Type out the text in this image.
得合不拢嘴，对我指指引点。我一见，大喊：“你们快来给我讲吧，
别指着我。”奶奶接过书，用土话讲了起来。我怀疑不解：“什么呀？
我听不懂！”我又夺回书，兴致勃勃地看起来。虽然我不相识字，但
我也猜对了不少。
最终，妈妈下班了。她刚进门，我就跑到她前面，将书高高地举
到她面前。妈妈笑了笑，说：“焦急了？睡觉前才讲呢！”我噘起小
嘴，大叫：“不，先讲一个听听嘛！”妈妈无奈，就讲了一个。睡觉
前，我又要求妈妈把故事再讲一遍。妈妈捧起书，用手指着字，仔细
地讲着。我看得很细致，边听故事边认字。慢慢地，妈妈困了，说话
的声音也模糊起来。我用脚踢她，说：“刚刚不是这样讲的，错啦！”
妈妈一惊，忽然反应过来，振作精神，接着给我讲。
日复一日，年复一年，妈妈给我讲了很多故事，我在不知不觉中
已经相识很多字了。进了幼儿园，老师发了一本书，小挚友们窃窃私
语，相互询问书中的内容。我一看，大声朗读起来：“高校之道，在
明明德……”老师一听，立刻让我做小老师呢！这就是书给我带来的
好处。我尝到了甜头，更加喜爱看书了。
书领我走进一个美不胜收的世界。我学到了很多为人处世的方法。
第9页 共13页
--
* [Written instruction]: Faithfully reproduce all of the records, character for character.

* [The answer]:
Type out the text in this image.
得合不拢嘴，对我指指引点。我一见，大喊：“你们快来给我讲吧，
别指着我。”奶奶接过书，用土话讲了起来。我怀疑不解：“什么呀？
我听不懂！”我又夺回书，兴致勃勃地看起来。虽然我不相识字，但
我也猜对了不少。
最终，妈妈下班了。她刚进门，我就跑到她前面，将书高高地举
到她面前。妈妈笑了笑，说：“焦急了？睡觉前才讲呢！”我噘起小
嘴，大叫：“不，先讲一个听听嘛！”妈妈无奈，就讲了一个。睡觉
前，我又要求妈妈把故事再讲一遍。妈妈捧起书，用手指着字，仔细
地讲着。我看得很细致，边听故事边认字。慢慢地，妈妈困了，说话
的声音也模糊起来。我用脚踢她，说：“刚刚不是这样讲的，错啦！”
妈妈一惊，忽然反应过来，振作精神，接着给我讲。
日复一日，年复一年，妈妈给我讲了很多故事，我在不知不觉中
已经相识很多字了。进了幼儿园，老师发了一本书，小挚友们窃窃私
语，相互询问书中的内容。我一看，大声朗读起来：“高校之道，在
明明德……”老师一听，立刻让我做小老师呢！这就是书给我带来的
好处。我尝到了甜头，更加喜爱看书了。
书领我走进一个美不胜收的世界。我学到了很多为人处世的方法。
第9页 共13页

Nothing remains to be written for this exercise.